## Problem to work on
Go through the data below. Pull out every line that has the word "JSON".

## Dataset records
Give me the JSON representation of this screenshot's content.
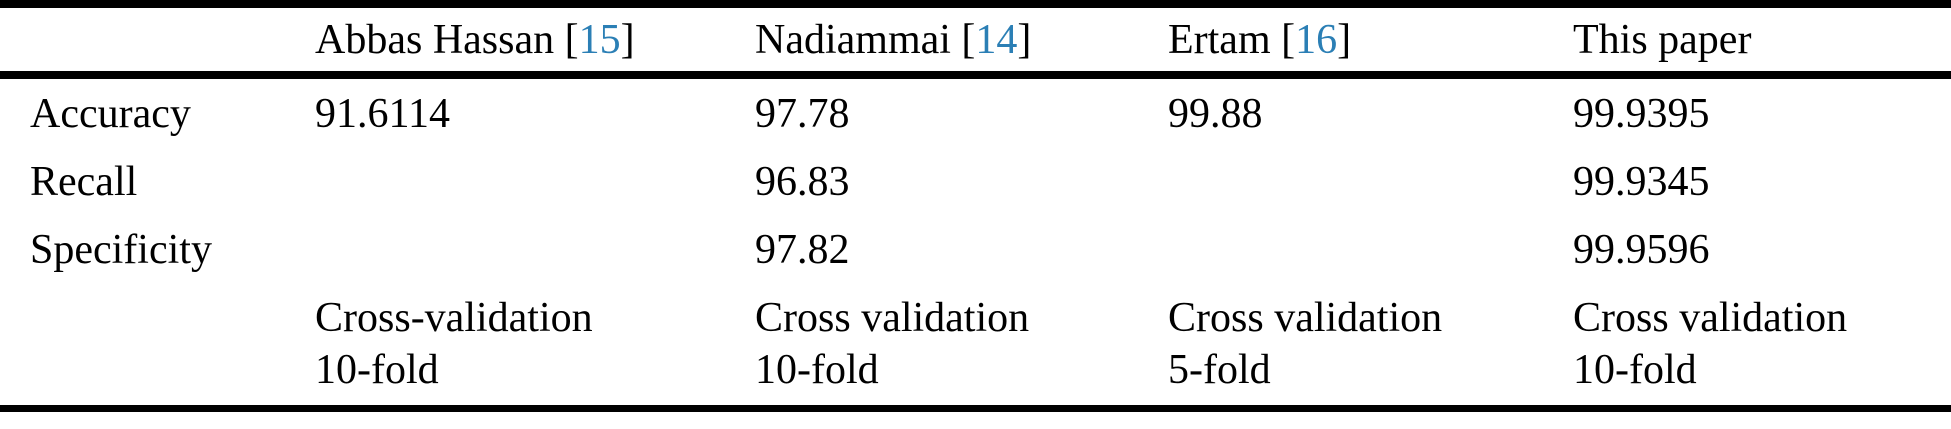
{
  "colors": {
    "text": "#000000",
    "citation_blue": "#2b7fb5",
    "rule": "#000000",
    "background": "#ffffff"
  },
  "table": {
    "header": {
      "cells": [
        {
          "prefix": "",
          "citation": "",
          "suffix": ""
        },
        {
          "prefix": "Abbas Hassan [",
          "citation": "15",
          "suffix": "]"
        },
        {
          "prefix": "Nadiammai [",
          "citation": "14",
          "suffix": "]"
        },
        {
          "prefix": "Ertam [",
          "citation": "16",
          "suffix": "]"
        },
        {
          "prefix": "This paper",
          "citation": "",
          "suffix": ""
        }
      ]
    },
    "metric_rows": [
      {
        "label": "Accuracy",
        "values": [
          "91.6114",
          "97.78",
          "99.88",
          "99.9395"
        ]
      },
      {
        "label": "Recall",
        "values": [
          "",
          "96.83",
          "",
          "99.9345"
        ]
      },
      {
        "label": "Specificity",
        "values": [
          "",
          "97.82",
          "",
          "99.9596"
        ]
      }
    ],
    "method_row": {
      "label": "",
      "cells": [
        {
          "line1": "Cross-validation",
          "line2": "10-fold"
        },
        {
          "line1": "Cross validation",
          "line2": "10-fold"
        },
        {
          "line1": "Cross validation",
          "line2": "5-fold"
        },
        {
          "line1": "Cross validation",
          "line2": "10-fold"
        }
      ]
    }
  }
}
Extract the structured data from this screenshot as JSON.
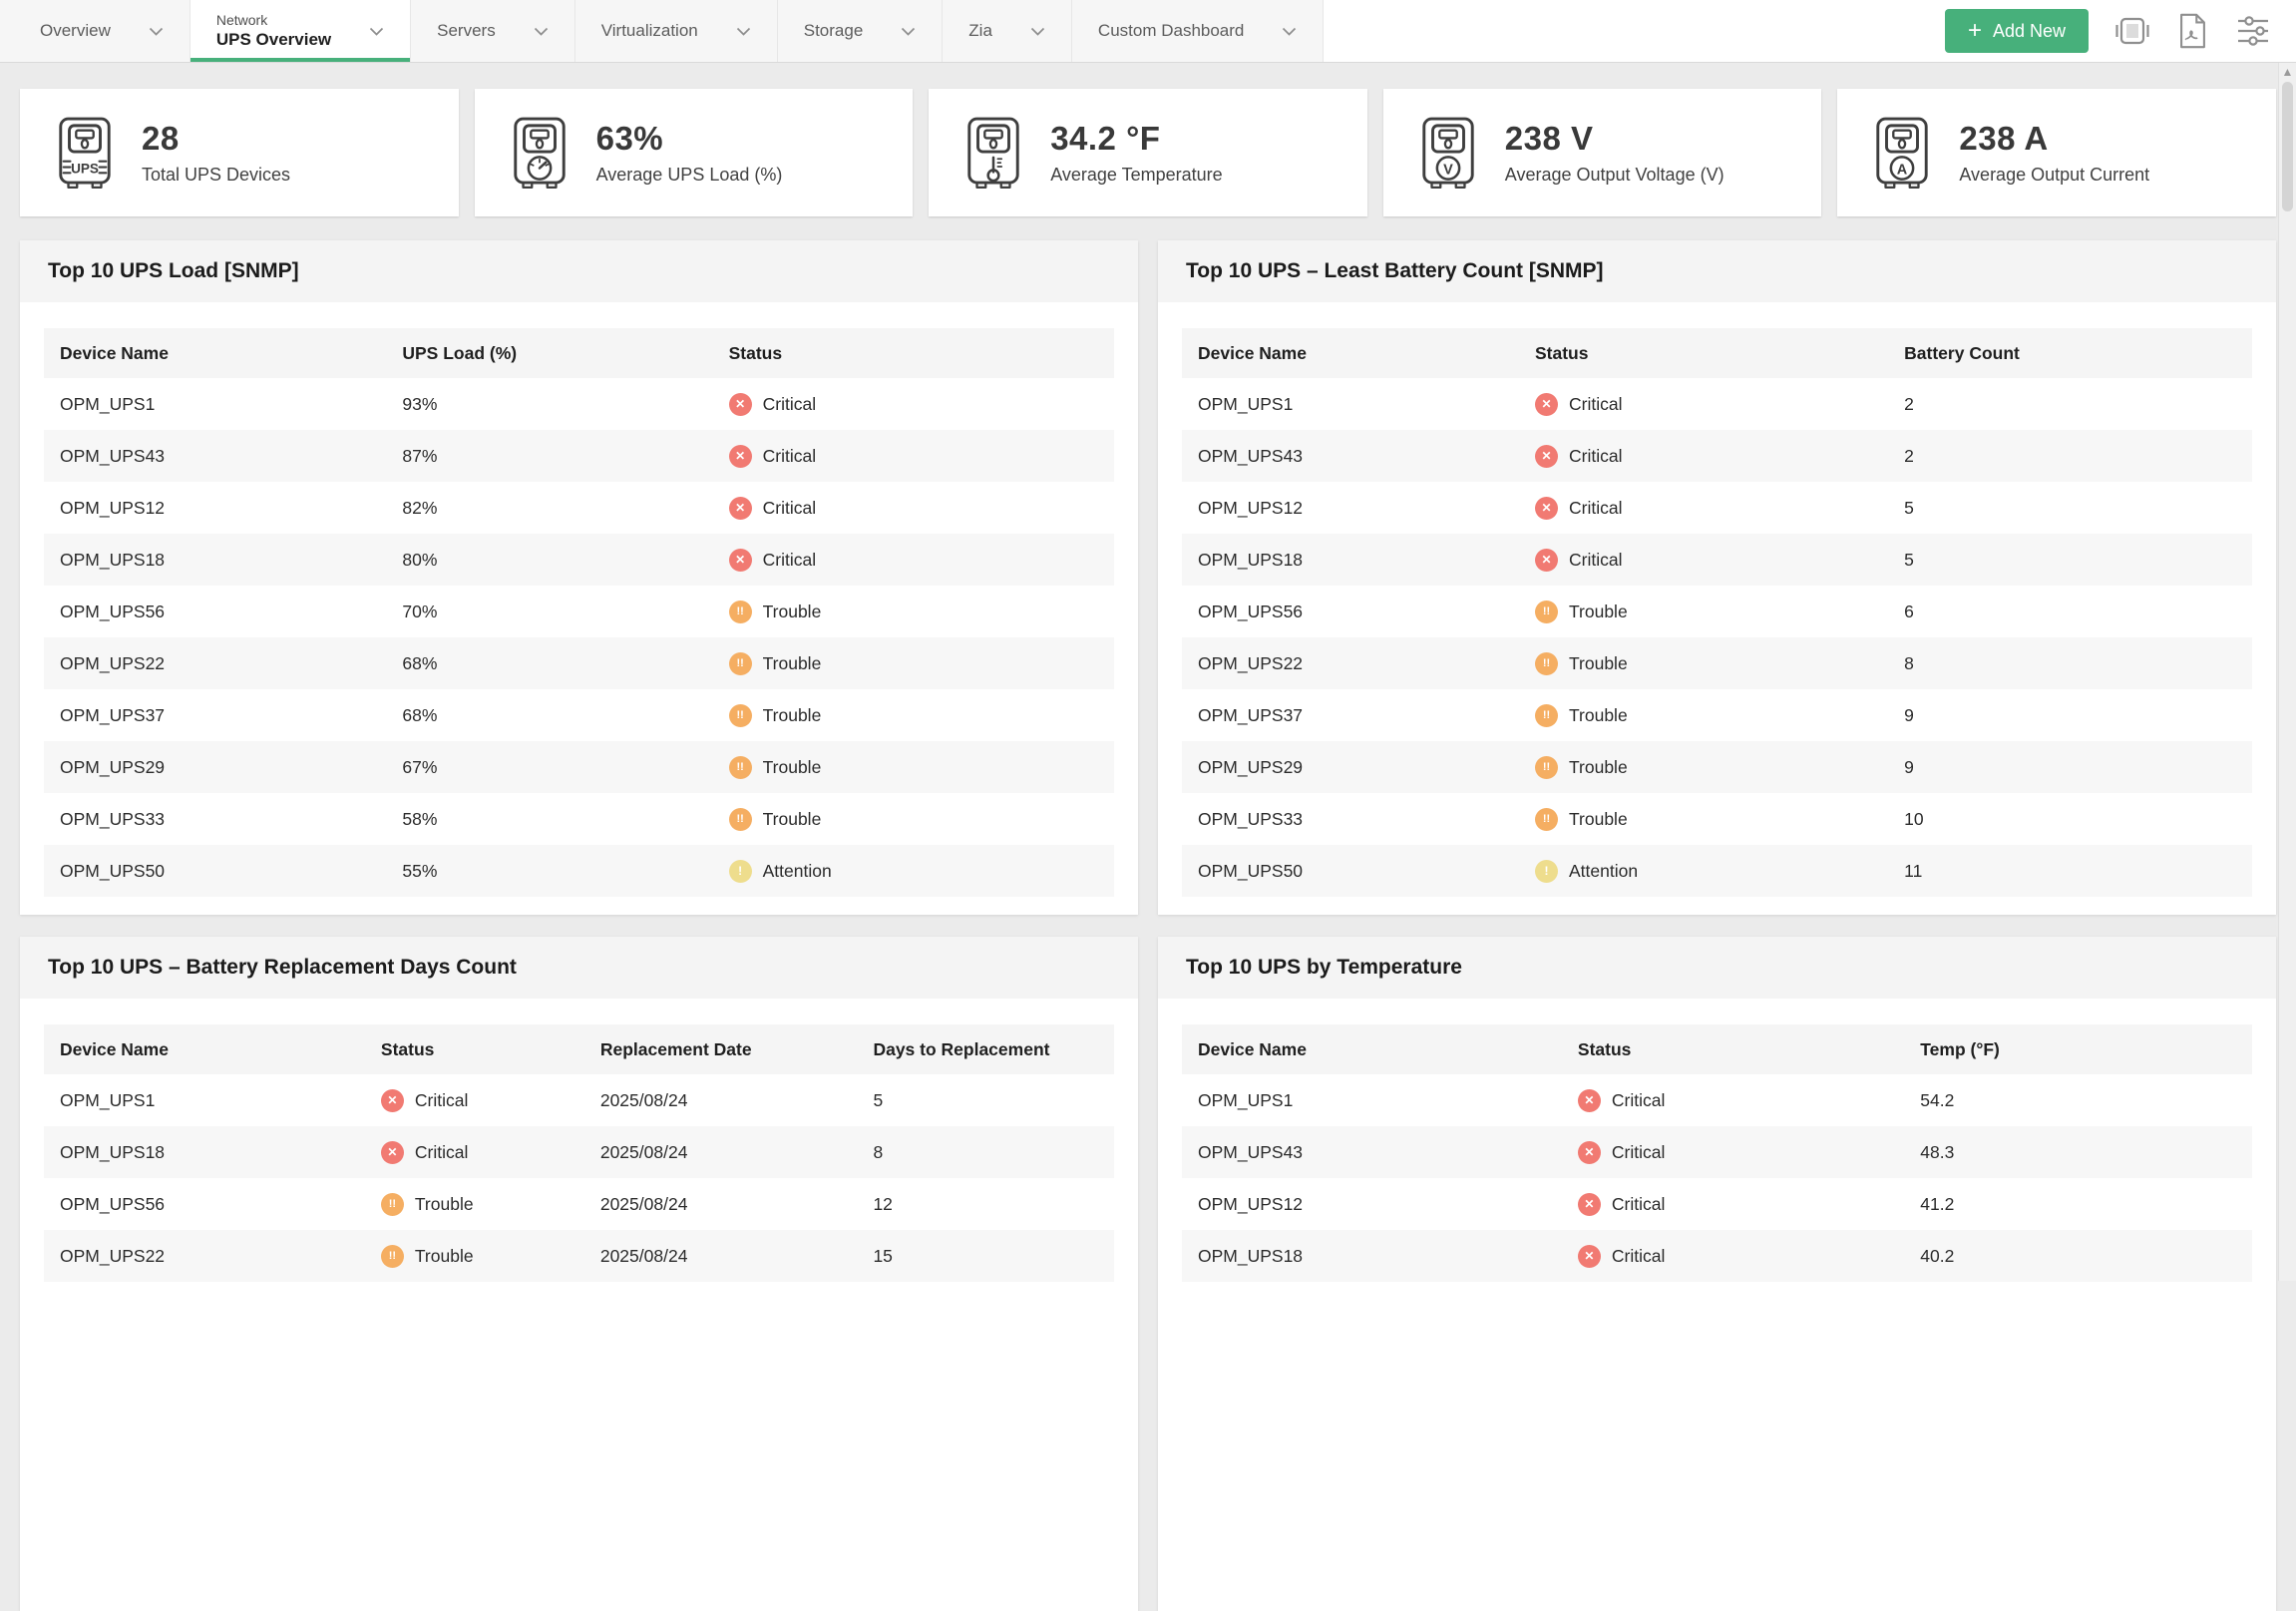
{
  "nav": {
    "accent_green": "#47b07b",
    "tabs": [
      {
        "label": "Overview"
      },
      {
        "super": "Network",
        "label": "UPS Overview",
        "active": true
      },
      {
        "label": "Servers"
      },
      {
        "label": "Virtualization"
      },
      {
        "label": "Storage"
      },
      {
        "label": "Zia"
      },
      {
        "label": "Custom Dashboard"
      }
    ],
    "add_new": {
      "plus": "+",
      "label": "Add New"
    }
  },
  "summary_cards": [
    {
      "value": "28",
      "label": "Total UPS Devices",
      "icon": "ups-device-icon",
      "icon_text": "UPS"
    },
    {
      "value": "63%",
      "label": "Average UPS Load (%)",
      "icon": "ups-load-gauge-icon",
      "icon_text": ""
    },
    {
      "value": "34.2 °F",
      "label": "Average Temperature",
      "icon": "ups-temperature-icon",
      "icon_text": ""
    },
    {
      "value": "238 V",
      "label": "Average Output Voltage (V)",
      "icon": "ups-voltage-icon",
      "icon_text": "V"
    },
    {
      "value": "238 A",
      "label": "Average Output Current",
      "icon": "ups-current-icon",
      "icon_text": "A"
    }
  ],
  "status_icons": {
    "Critical": {
      "glyph": "✕",
      "color": "#f17a72"
    },
    "Trouble": {
      "glyph": "!!",
      "color": "#f5ae62"
    },
    "Attention": {
      "glyph": "!",
      "color": "#eedd8d"
    }
  },
  "panels": [
    {
      "title": "Top 10 UPS Load [SNMP]",
      "columns": [
        "Device Name",
        "UPS Load (%)",
        "Status"
      ],
      "rows": [
        [
          {
            "type": "text",
            "value": "OPM_UPS1"
          },
          {
            "type": "text",
            "value": "93%"
          },
          {
            "type": "status",
            "value": "Critical"
          }
        ],
        [
          {
            "type": "text",
            "value": "OPM_UPS43"
          },
          {
            "type": "text",
            "value": "87%"
          },
          {
            "type": "status",
            "value": "Critical"
          }
        ],
        [
          {
            "type": "text",
            "value": "OPM_UPS12"
          },
          {
            "type": "text",
            "value": "82%"
          },
          {
            "type": "status",
            "value": "Critical"
          }
        ],
        [
          {
            "type": "text",
            "value": "OPM_UPS18"
          },
          {
            "type": "text",
            "value": "80%"
          },
          {
            "type": "status",
            "value": "Critical"
          }
        ],
        [
          {
            "type": "text",
            "value": "OPM_UPS56"
          },
          {
            "type": "text",
            "value": "70%"
          },
          {
            "type": "status",
            "value": "Trouble"
          }
        ],
        [
          {
            "type": "text",
            "value": "OPM_UPS22"
          },
          {
            "type": "text",
            "value": "68%"
          },
          {
            "type": "status",
            "value": "Trouble"
          }
        ],
        [
          {
            "type": "text",
            "value": "OPM_UPS37"
          },
          {
            "type": "text",
            "value": "68%"
          },
          {
            "type": "status",
            "value": "Trouble"
          }
        ],
        [
          {
            "type": "text",
            "value": "OPM_UPS29"
          },
          {
            "type": "text",
            "value": "67%"
          },
          {
            "type": "status",
            "value": "Trouble"
          }
        ],
        [
          {
            "type": "text",
            "value": "OPM_UPS33"
          },
          {
            "type": "text",
            "value": "58%"
          },
          {
            "type": "status",
            "value": "Trouble"
          }
        ],
        [
          {
            "type": "text",
            "value": "OPM_UPS50"
          },
          {
            "type": "text",
            "value": "55%"
          },
          {
            "type": "status",
            "value": "Attention"
          }
        ]
      ]
    },
    {
      "title": "Top 10 UPS – Least Battery Count [SNMP]",
      "columns": [
        "Device Name",
        "Status",
        "Battery Count"
      ],
      "rows": [
        [
          {
            "type": "text",
            "value": "OPM_UPS1"
          },
          {
            "type": "status",
            "value": "Critical"
          },
          {
            "type": "text",
            "value": "2"
          }
        ],
        [
          {
            "type": "text",
            "value": "OPM_UPS43"
          },
          {
            "type": "status",
            "value": "Critical"
          },
          {
            "type": "text",
            "value": "2"
          }
        ],
        [
          {
            "type": "text",
            "value": "OPM_UPS12"
          },
          {
            "type": "status",
            "value": "Critical"
          },
          {
            "type": "text",
            "value": "5"
          }
        ],
        [
          {
            "type": "text",
            "value": "OPM_UPS18"
          },
          {
            "type": "status",
            "value": "Critical"
          },
          {
            "type": "text",
            "value": "5"
          }
        ],
        [
          {
            "type": "text",
            "value": "OPM_UPS56"
          },
          {
            "type": "status",
            "value": "Trouble"
          },
          {
            "type": "text",
            "value": "6"
          }
        ],
        [
          {
            "type": "text",
            "value": "OPM_UPS22"
          },
          {
            "type": "status",
            "value": "Trouble"
          },
          {
            "type": "text",
            "value": "8"
          }
        ],
        [
          {
            "type": "text",
            "value": "OPM_UPS37"
          },
          {
            "type": "status",
            "value": "Trouble"
          },
          {
            "type": "text",
            "value": "9"
          }
        ],
        [
          {
            "type": "text",
            "value": "OPM_UPS29"
          },
          {
            "type": "status",
            "value": "Trouble"
          },
          {
            "type": "text",
            "value": "9"
          }
        ],
        [
          {
            "type": "text",
            "value": "OPM_UPS33"
          },
          {
            "type": "status",
            "value": "Trouble"
          },
          {
            "type": "text",
            "value": "10"
          }
        ],
        [
          {
            "type": "text",
            "value": "OPM_UPS50"
          },
          {
            "type": "status",
            "value": "Attention"
          },
          {
            "type": "text",
            "value": "11"
          }
        ]
      ]
    },
    {
      "title": "Top 10 UPS – Battery Replacement Days Count",
      "columns": [
        "Device Name",
        "Status",
        "Replacement Date",
        "Days to Replacement"
      ],
      "rows": [
        [
          {
            "type": "text",
            "value": "OPM_UPS1"
          },
          {
            "type": "status",
            "value": "Critical"
          },
          {
            "type": "text",
            "value": "2025/08/24"
          },
          {
            "type": "text",
            "value": "5"
          }
        ],
        [
          {
            "type": "text",
            "value": "OPM_UPS18"
          },
          {
            "type": "status",
            "value": "Critical"
          },
          {
            "type": "text",
            "value": "2025/08/24"
          },
          {
            "type": "text",
            "value": "8"
          }
        ],
        [
          {
            "type": "text",
            "value": "OPM_UPS56"
          },
          {
            "type": "status",
            "value": "Trouble"
          },
          {
            "type": "text",
            "value": "2025/08/24"
          },
          {
            "type": "text",
            "value": "12"
          }
        ],
        [
          {
            "type": "text",
            "value": "OPM_UPS22"
          },
          {
            "type": "status",
            "value": "Trouble"
          },
          {
            "type": "text",
            "value": "2025/08/24"
          },
          {
            "type": "text",
            "value": "15"
          }
        ]
      ]
    },
    {
      "title": "Top 10 UPS by Temperature",
      "columns": [
        "Device Name",
        "Status",
        "Temp (°F)"
      ],
      "rows": [
        [
          {
            "type": "text",
            "value": "OPM_UPS1"
          },
          {
            "type": "status",
            "value": "Critical"
          },
          {
            "type": "text",
            "value": "54.2"
          }
        ],
        [
          {
            "type": "text",
            "value": "OPM_UPS43"
          },
          {
            "type": "status",
            "value": "Critical"
          },
          {
            "type": "text",
            "value": "48.3"
          }
        ],
        [
          {
            "type": "text",
            "value": "OPM_UPS12"
          },
          {
            "type": "status",
            "value": "Critical"
          },
          {
            "type": "text",
            "value": "41.2"
          }
        ],
        [
          {
            "type": "text",
            "value": "OPM_UPS18"
          },
          {
            "type": "status",
            "value": "Critical"
          },
          {
            "type": "text",
            "value": "40.2"
          }
        ]
      ]
    }
  ]
}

## Reply to the task
Give me the JSON representation of this screenshot's content.
Extract the structured data from this screenshot as JSON.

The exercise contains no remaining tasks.